Return every entry exactly as written.
___ Input
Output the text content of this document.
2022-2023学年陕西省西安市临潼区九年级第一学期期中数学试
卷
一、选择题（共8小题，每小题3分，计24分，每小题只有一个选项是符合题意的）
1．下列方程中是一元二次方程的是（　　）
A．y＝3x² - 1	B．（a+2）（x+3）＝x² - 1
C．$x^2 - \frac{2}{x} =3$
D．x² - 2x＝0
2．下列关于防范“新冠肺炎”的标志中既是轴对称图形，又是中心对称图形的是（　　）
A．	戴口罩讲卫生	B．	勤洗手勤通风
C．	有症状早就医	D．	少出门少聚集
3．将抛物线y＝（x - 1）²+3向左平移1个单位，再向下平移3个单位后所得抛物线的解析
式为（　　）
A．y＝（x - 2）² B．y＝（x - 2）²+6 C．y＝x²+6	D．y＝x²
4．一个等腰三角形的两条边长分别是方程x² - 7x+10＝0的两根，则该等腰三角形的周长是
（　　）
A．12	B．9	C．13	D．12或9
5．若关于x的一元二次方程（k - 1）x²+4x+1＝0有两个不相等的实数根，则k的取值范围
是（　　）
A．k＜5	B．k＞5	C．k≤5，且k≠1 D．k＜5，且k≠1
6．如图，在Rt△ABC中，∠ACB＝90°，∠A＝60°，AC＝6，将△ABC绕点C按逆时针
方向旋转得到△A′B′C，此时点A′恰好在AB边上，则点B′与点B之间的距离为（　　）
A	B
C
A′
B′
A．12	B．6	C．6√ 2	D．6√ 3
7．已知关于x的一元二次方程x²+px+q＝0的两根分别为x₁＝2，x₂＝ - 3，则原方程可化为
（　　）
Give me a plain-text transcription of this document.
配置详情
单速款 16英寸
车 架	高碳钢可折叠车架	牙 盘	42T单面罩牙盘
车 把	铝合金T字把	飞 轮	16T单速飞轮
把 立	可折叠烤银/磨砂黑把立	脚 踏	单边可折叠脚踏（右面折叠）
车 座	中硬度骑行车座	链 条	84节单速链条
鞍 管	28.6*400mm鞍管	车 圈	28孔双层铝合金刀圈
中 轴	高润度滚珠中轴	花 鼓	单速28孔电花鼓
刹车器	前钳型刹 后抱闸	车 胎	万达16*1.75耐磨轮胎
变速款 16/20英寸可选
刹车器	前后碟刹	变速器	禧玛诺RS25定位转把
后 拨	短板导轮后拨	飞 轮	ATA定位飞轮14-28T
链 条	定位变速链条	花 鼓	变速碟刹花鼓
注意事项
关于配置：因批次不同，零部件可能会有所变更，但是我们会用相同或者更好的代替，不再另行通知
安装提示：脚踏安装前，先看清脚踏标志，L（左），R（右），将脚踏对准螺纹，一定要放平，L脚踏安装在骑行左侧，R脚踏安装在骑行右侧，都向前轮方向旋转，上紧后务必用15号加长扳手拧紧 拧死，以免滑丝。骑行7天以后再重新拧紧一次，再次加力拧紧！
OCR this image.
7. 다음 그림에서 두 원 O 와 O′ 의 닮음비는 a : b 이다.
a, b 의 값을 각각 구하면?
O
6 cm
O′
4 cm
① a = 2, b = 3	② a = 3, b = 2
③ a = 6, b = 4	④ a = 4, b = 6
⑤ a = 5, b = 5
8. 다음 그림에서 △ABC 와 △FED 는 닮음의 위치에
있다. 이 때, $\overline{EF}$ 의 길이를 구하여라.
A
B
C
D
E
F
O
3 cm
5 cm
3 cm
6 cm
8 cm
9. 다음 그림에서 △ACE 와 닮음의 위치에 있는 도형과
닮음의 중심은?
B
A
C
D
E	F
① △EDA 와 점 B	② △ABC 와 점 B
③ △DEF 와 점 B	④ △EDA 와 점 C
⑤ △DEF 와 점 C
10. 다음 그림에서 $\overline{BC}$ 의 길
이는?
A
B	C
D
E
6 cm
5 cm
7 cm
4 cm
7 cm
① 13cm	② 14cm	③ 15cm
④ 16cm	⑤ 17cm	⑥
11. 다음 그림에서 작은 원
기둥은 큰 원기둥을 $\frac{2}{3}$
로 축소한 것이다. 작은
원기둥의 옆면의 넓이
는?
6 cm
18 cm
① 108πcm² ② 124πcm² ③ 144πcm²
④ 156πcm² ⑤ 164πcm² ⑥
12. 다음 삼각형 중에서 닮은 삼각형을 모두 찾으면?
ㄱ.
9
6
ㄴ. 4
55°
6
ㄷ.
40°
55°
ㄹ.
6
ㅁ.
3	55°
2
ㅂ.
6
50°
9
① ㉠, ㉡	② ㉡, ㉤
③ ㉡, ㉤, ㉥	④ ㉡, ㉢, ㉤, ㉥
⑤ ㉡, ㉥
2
______
■ **Answer**
Output the text content of this document.
2022-2023学年陕西省西安市临潼区九年级第一学期期中数学试
卷
一、选择题（共8小题，每小题3分，计24分，每小题只有一个选项是符合题意的）
1．下列方程中是一元二次方程的是（　　）
A．y＝3x² - 1	B．（a+2）（x+3）＝x² - 1
C．$x^2 - \frac{2}{x} =3$
D．x² - 2x＝0
2．下列关于防范“新冠肺炎”的标志中既是轴对称图形，又是中心对称图形的是（　　）
A．	戴口罩讲卫生	B．	勤洗手勤通风
C．	有症状早就医	D．	少出门少聚集
3．将抛物线y＝（x - 1）²+3向左平移1个单位，再向下平移3个单位后所得抛物线的解析
式为（　　）
A．y＝（x - 2）² B．y＝（x - 2）²+6 C．y＝x²+6	D．y＝x²
4．一个等腰三角形的两条边长分别是方程x² - 7x+10＝0的两根，则该等腰三角形的周长是
（　　）
A．12	B．9	C．13	D．12或9
5．若关于x的一元二次方程（k - 1）x²+4x+1＝0有两个不相等的实数根，则k的取值范围
是（　　）
A．k＜5	B．k＞5	C．k≤5，且k≠1 D．k＜5，且k≠1
6．如图，在Rt△ABC中，∠ACB＝90°，∠A＝60°，AC＝6，将△ABC绕点C按逆时针
方向旋转得到△A′B′C，此时点A′恰好在AB边上，则点B′与点B之间的距离为（　　）
A	B
C
A′
B′
A．12	B．6	C．6√ 2	D．6√ 3
7．已知关于x的一元二次方程x²+px+q＝0的两根分别为x₁＝2，x₂＝ - 3，则原方程可化为
（　　）
Give me a plain-text transcription of this document.
配置详情
单速款 16英寸
车 架	高碳钢可折叠车架	牙 盘	42T单面罩牙盘
车 把	铝合金T字把	飞 轮	16T单速飞轮
把 立	可折叠烤银/磨砂黑把立	脚 踏	单边可折叠脚踏（右面折叠）
车 座	中硬度骑行车座	链 条	84节单速链条
鞍 管	28.6*400mm鞍管	车 圈	28孔双层铝合金刀圈
中 轴	高润度滚珠中轴	花 鼓	单速28孔电花鼓
刹车器	前钳型刹 后抱闸	车 胎	万达16*1.75耐磨轮胎
变速款 16/20英寸可选
刹车器	前后碟刹	变速器	禧玛诺RS25定位转把
后 拨	短板导轮后拨	飞 轮	ATA定位飞轮14-28T
链 条	定位变速链条	花 鼓	变速碟刹花鼓
注意事项
关于配置：因批次不同，零部件可能会有所变更，但是我们会用相同或者更好的代替，不再另行通知
安装提示：脚踏安装前，先看清脚踏标志，L（左），R（右），将脚踏对准螺纹，一定要放平，L脚踏安装在骑行左侧，R脚踏安装在骑行右侧，都向前轮方向旋转，上紧后务必用15号加长扳手拧紧 拧死，以免滑丝。骑行7天以后再重新拧紧一次，再次加力拧紧！
OCR this image.
7. 다음 그림에서 두 원 O 와 O′ 의 닮음비는 a : b 이다.
a, b 의 값을 각각 구하면?
O
6 cm
O′
4 cm
① a = 2, b = 3	② a = 3, b = 2
③ a = 6, b = 4	④ a = 4, b = 6
⑤ a = 5, b = 5
8. 다음 그림에서 △ABC 와 △FED 는 닮음의 위치에
있다. 이 때, $\overline{EF}$ 의 길이를 구하여라.
A
B
C
D
E
F
O
3 cm
5 cm
3 cm
6 cm
8 cm
9. 다음 그림에서 △ACE 와 닮음의 위치에 있는 도형과
닮음의 중심은?
B
A
C
D
E	F
① △EDA 와 점 B	② △ABC 와 점 B
③ △DEF 와 점 B	④ △EDA 와 점 C
⑤ △DEF 와 점 C
10. 다음 그림에서 $\overline{BC}$ 의 길
이는?
A
B	C
D
E
6 cm
5 cm
7 cm
4 cm
7 cm
① 13cm	② 14cm	③ 15cm
④ 16cm	⑤ 17cm	⑥
11. 다음 그림에서 작은 원
기둥은 큰 원기둥을 $\frac{2}{3}$
로 축소한 것이다. 작은
원기둥의 옆면의 넓이
는?
6 cm
18 cm
① 108πcm² ② 124πcm² ③ 144πcm²
④ 156πcm² ⑤ 164πcm² ⑥
12. 다음 삼각형 중에서 닮은 삼각형을 모두 찾으면?
ㄱ.
9
6
ㄴ. 4
55°
6
ㄷ.
40°
55°
ㄹ.
6
ㅁ.
3	55°
2
ㅂ.
6
50°
9
① ㉠, ㉡	② ㉡, ㉤
③ ㉡, ㉤, ㉥	④ ㉡, ㉢, ㉤, ㉥
⑤ ㉡, ㉥
2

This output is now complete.